** Given text **
======

This notebook was prepared as part of an answer to this physics stackexchange question.
It it demonstrating an example application of the method described in the paper: Reviving the Method of Particular Solutions by Timo Betcke and Lloyd N. Trefethen from 2005. [doi] [pdf]
The idea behind the method is to choose some parametric basis of solutions to some part of the broader Helmholtz equation, and then to find the eigenvalues for which there exist a linear combination of this basis that satisfies the boundary conditions.
Schematically, if we have some parametric basis: $ \phi_k(x;\lambda)$ we see a solution of the form $ \sum_k c_k \phi_k(x;\lambda) $ and we do this by choose a set of points on the boundary, for which we will ensure that our solution vanishes, and a set of points on the interior for which the solution doesn't vanish.
The details are worked out in the paper, but this means you choose a set of points $x_i$ on both the boundary and interior, then we define $\sigma(\lambda)$ in the following way:
# just some standard imports
import numpy as np
import scipy as sp
import matplotlib.pyplot as plt
from scipy.special import jv as jn
import matplotlib as mpl
mpl.cm.register_cmap(name='cubehelix2', data=mpl._cm.cubehelix(gamma=1.0, s=0.3, r=-0.5, h=1.5))
%matplotlib inline
In particular, in this example we will be interested in finding the eigenvalues and eigenfunctions for an L shaped domain, let's choose our points, both on the interior and boundary randomly.
N = 36
NP = 2*N
k = (np.arange(N)+1.0)
alpha = 2/3.0
t1 = 1.5 * np.pi * (np.arange(NP)+0.5)/NP
r1 = 1./np.maximum( np.abs(np.sin(t1)), np.abs(np.cos(t1)))
t2 = 1.5 * np.pi*sp.rand(NP)
r2 = sp.rand(NP)/np.maximum( np.abs(np.sin(t2)), np.abs(np.cos(t2)) )
t = np.r_[t1,t2]
r = np.r_[r1,r2]
Just so we can see what's going on, these are the points we've sampled:
xs = r*np.cos(t)
ys = r*np.sin(t)
plt.scatter(xs,ys);
plt.axis('equal');
plt.axis('off');
Now we will define $\sigma(\lambda)$ as we described above.
For our basis of representations, we will use the functions
$$ \phi_k(x; \lambda) = j_{\alpha k} ( \sqrt{\lambda} r ) \sin(\alpha \theta k ) $$since these are the solution to the helmholtz equation on a semiinfinite wedge. If we use these functions at the interior angle of our $L$ shape, this will guarentee we satisfy the boundary conditions along the interior walls of the $L$, which will help us out quite a bit with the accuracy. Here, since our interior angle is $3\pi/2$, we take $\alpha = 2/3$
def mat(lam):
return np.sin(alpha*t[:,None]*k[None,:])*jn(alpha*k[None,:], np.sqrt(lam)*r[:,None])

======

** Your task **
Carry the L-shaped domain eigenvalue notebook forward from its last line, writing the section that comes next.

======

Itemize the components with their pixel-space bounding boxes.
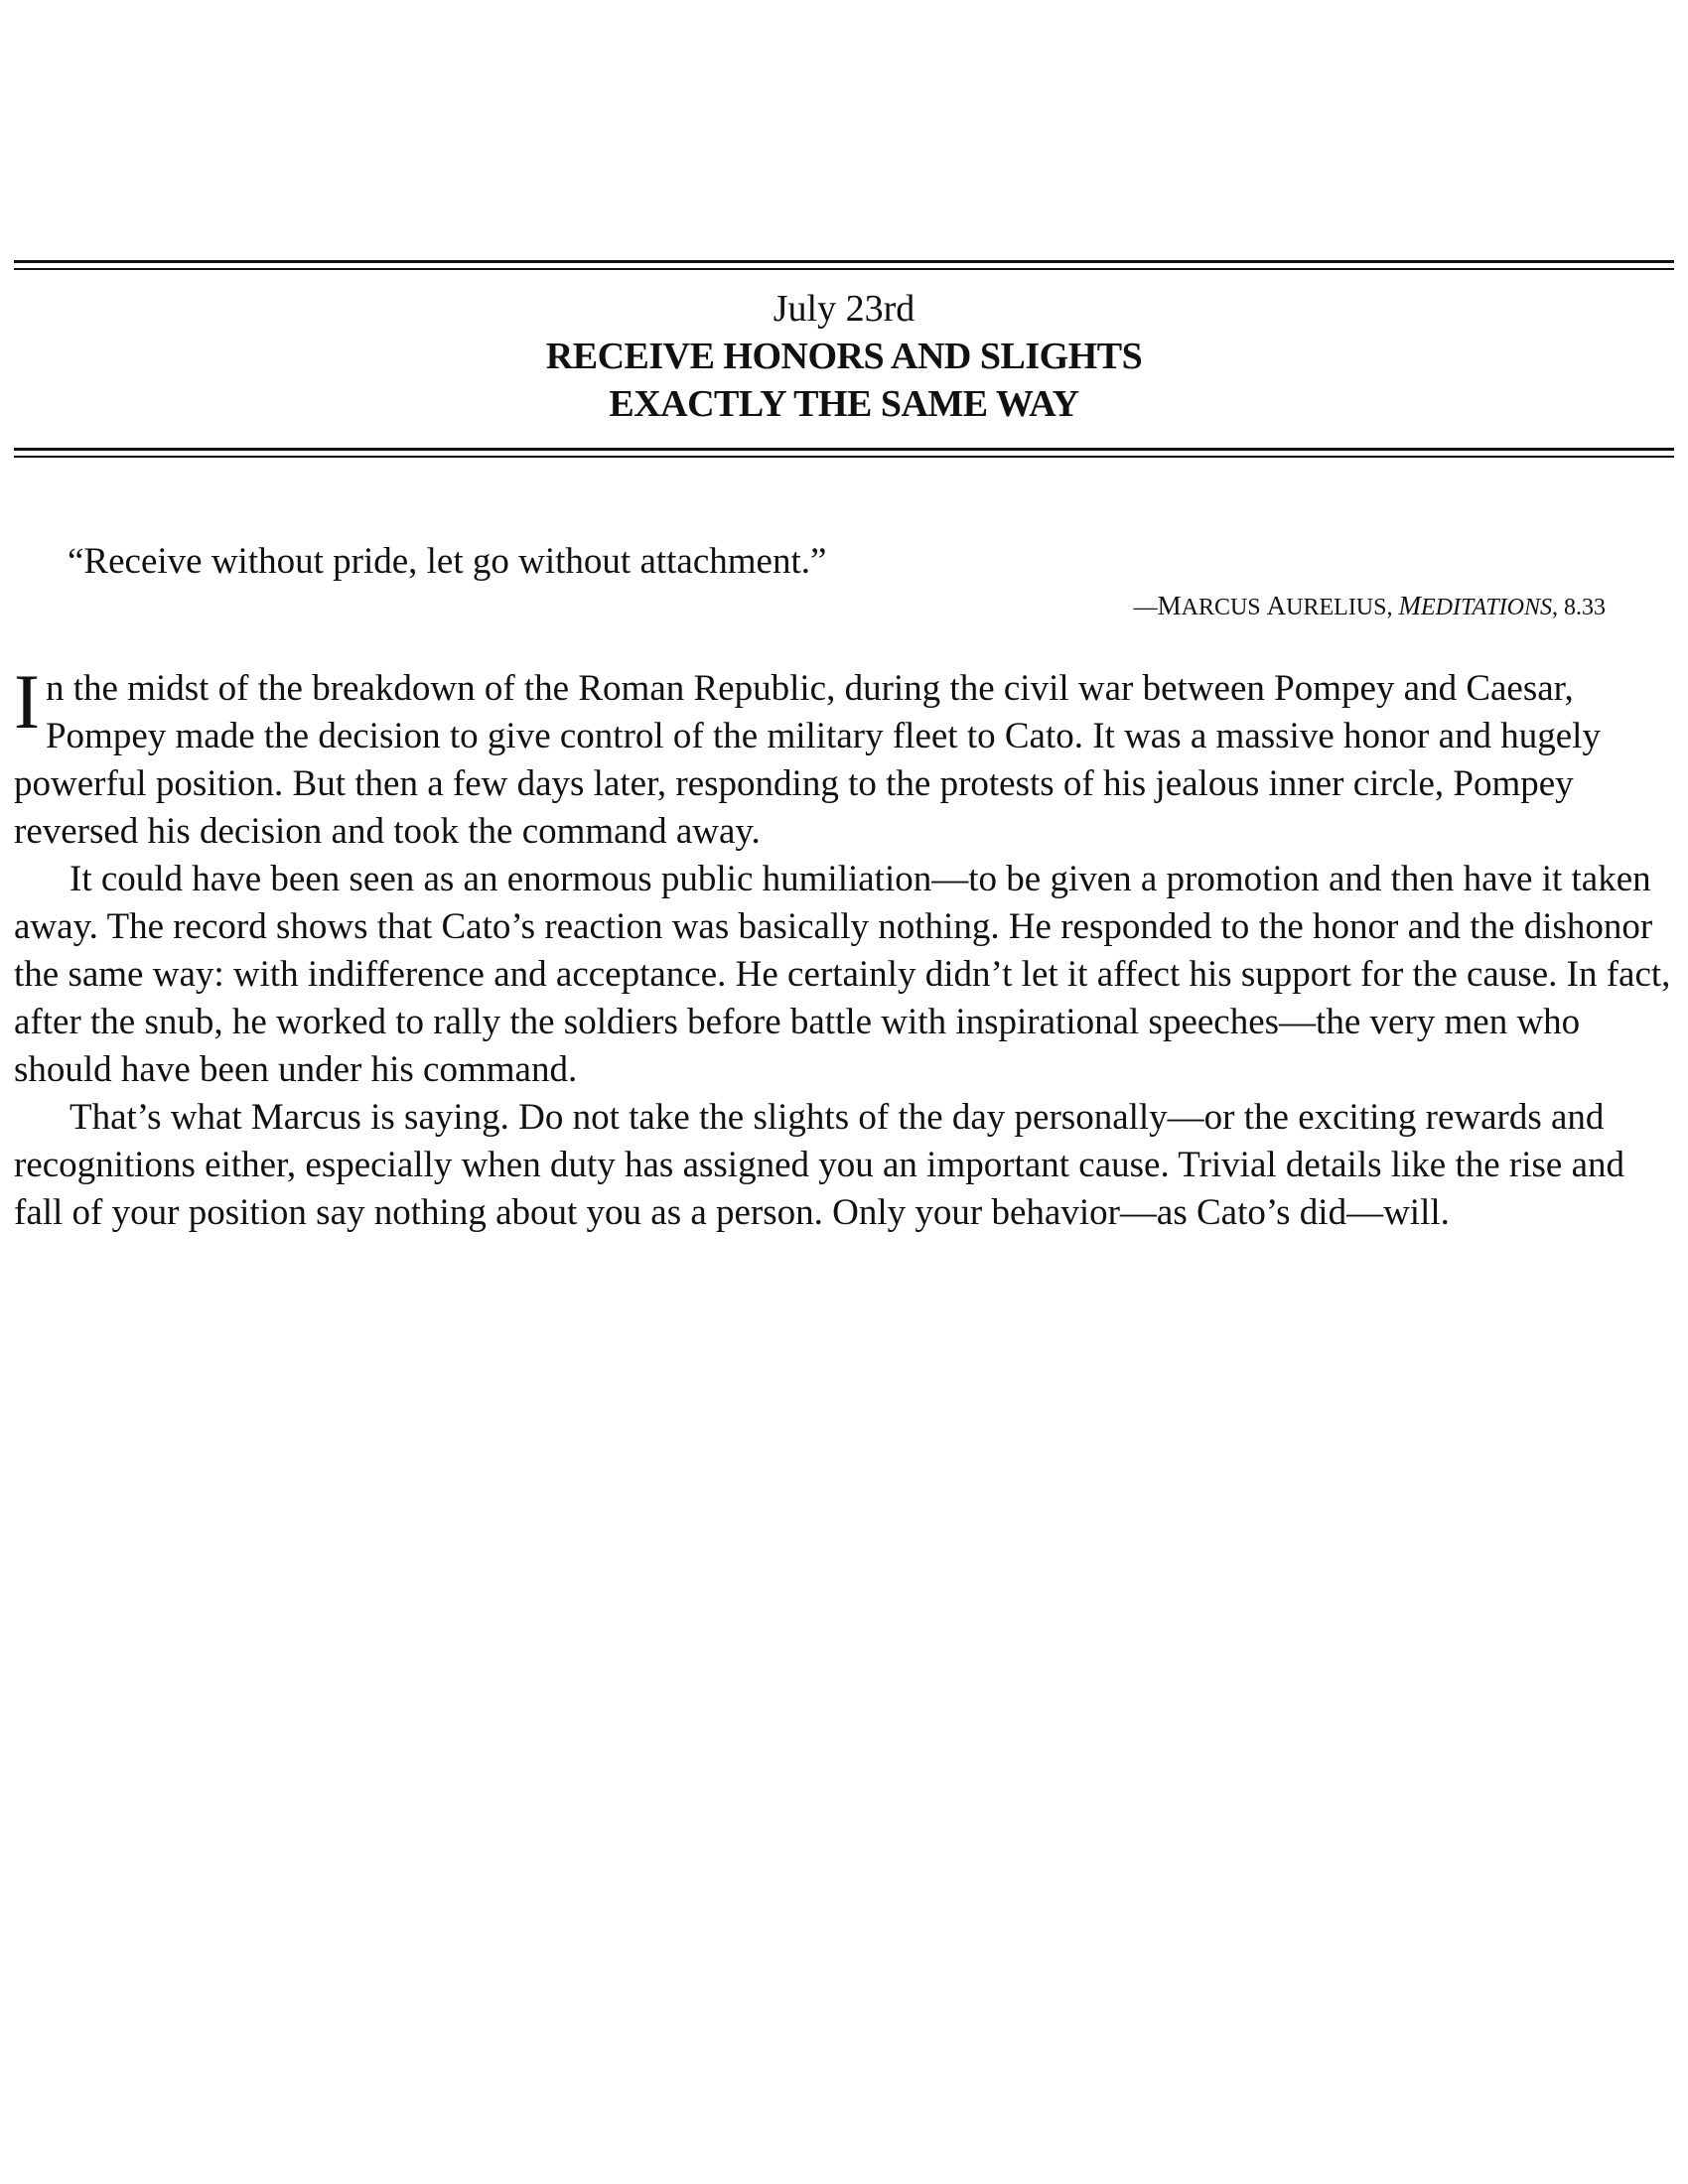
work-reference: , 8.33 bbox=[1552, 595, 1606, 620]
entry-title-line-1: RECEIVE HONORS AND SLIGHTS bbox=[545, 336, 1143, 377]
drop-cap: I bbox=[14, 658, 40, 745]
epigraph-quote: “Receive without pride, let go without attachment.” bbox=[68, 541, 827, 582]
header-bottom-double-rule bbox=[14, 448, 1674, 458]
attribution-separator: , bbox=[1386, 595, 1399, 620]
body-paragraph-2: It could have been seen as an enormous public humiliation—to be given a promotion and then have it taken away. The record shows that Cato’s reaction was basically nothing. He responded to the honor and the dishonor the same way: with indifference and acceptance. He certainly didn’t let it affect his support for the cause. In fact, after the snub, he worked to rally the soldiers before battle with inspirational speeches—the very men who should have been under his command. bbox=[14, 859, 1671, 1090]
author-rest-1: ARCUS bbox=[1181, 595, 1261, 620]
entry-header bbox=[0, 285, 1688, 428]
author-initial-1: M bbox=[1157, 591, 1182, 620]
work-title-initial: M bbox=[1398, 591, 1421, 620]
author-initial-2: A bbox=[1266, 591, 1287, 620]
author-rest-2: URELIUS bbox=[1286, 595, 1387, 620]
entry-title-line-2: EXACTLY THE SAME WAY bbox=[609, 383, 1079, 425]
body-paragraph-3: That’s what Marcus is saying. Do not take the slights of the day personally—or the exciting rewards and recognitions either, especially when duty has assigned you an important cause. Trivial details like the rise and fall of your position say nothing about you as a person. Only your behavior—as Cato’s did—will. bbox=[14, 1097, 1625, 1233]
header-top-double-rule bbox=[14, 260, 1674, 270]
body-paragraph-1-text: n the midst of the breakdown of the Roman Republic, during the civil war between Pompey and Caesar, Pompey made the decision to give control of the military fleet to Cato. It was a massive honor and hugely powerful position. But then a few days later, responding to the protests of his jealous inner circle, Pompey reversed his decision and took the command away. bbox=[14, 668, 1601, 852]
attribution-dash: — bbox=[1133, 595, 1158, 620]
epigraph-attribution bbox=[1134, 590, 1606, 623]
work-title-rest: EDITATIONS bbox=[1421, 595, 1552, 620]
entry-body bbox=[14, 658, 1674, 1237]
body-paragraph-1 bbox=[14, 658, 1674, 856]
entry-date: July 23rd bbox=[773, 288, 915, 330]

======

** Reply **
def sigma(lam):
A = mat(lam)
Q,R = sp.linalg.qr(A, mode='economic')
s = sp.linalg.svdvals(Q[:NP]).min()
return s
To see how this function behaves, let's look at it as a function of $\lambda$.
lamvec = np.r_[0.2:40:0.2]
plt.plot(lamvec, map(sigma, lamvec));
plt.xlabel(r"$\lambda$")
plt.ylabel(r"$\sigma(\lambda)$");
We can clearly see those points where it is vanishing, those correspond to our eigenvalues. Let's use a scalar minimizer to find the first 6 values.
from scipy.optimize import minimize_scalar
lams = [ minimize_scalar(sigma,(z-0.1,z+0.1), tol=1e-16).x for z in [9.6, 15.2, 19.7, 29.5, 31.9, 41.5] ]
print lams
[9.639723844634462, 15.197251925760987, 19.739208802179888, 29.521481117131952, 31.912635948136323, 41.474509890573152]
Great, these agree very well with the results in the paper. Now that we know what the eigenvalues are to good numerical precision, let's determine the eigenfunctions. Following the method, these are determined by
$$ R(\lambda) c = \hat v $$where $R$ is the R from the QR decomposition of $A(\lambda)$ as above, $c$ is the vector of coefficients defining our solution, and $\hat v$ is the right singular vector associated with the smallest eigenvalue of the boundary part of $Q$.
We can in fact plot the lowest 6 eigenfunctions and give their associated eigenvalues.
x, y = np.ogrid[-1:1:200j, -1:1:200j]
rr = np.sqrt( x**2 + y**2 )
tt = (sp.arctan2(y,x)+2*np.pi)%(2*np.pi)
fig,axs = plt.subplots(2,3, figsize=(10,5))
for pk,ax in enumerate(axs.flat):
Q,R = sp.linalg.qr(mat(lams[pk]), mode='economic')
u,s,vt = sp.linalg.svd( Q[:NP,:], full_matrices=False )
c = sp.linalg.solve(R, vt[-1])
ans = (np.sin(alpha*tt[:,:,None]*k[None,None,:])*jn(alpha*k[None,None,:], np.sqrt(lams[pk])*rr[:,:,None])).dot(
c)
ans[100:,:100] = np.nan
#ax.imshow( ans[:,::-1],cmap='cubehelix2', extent=[-1,1,-1,1]);
ax.contourf( ans[:,::-1], 10, cmap='cubehelix2')
ax.set_title(r"$\lambda_{} = {}$".format(pk, lams[pk]))
ax.axis('off');
ax.axis('equal');
plt.tight_layout()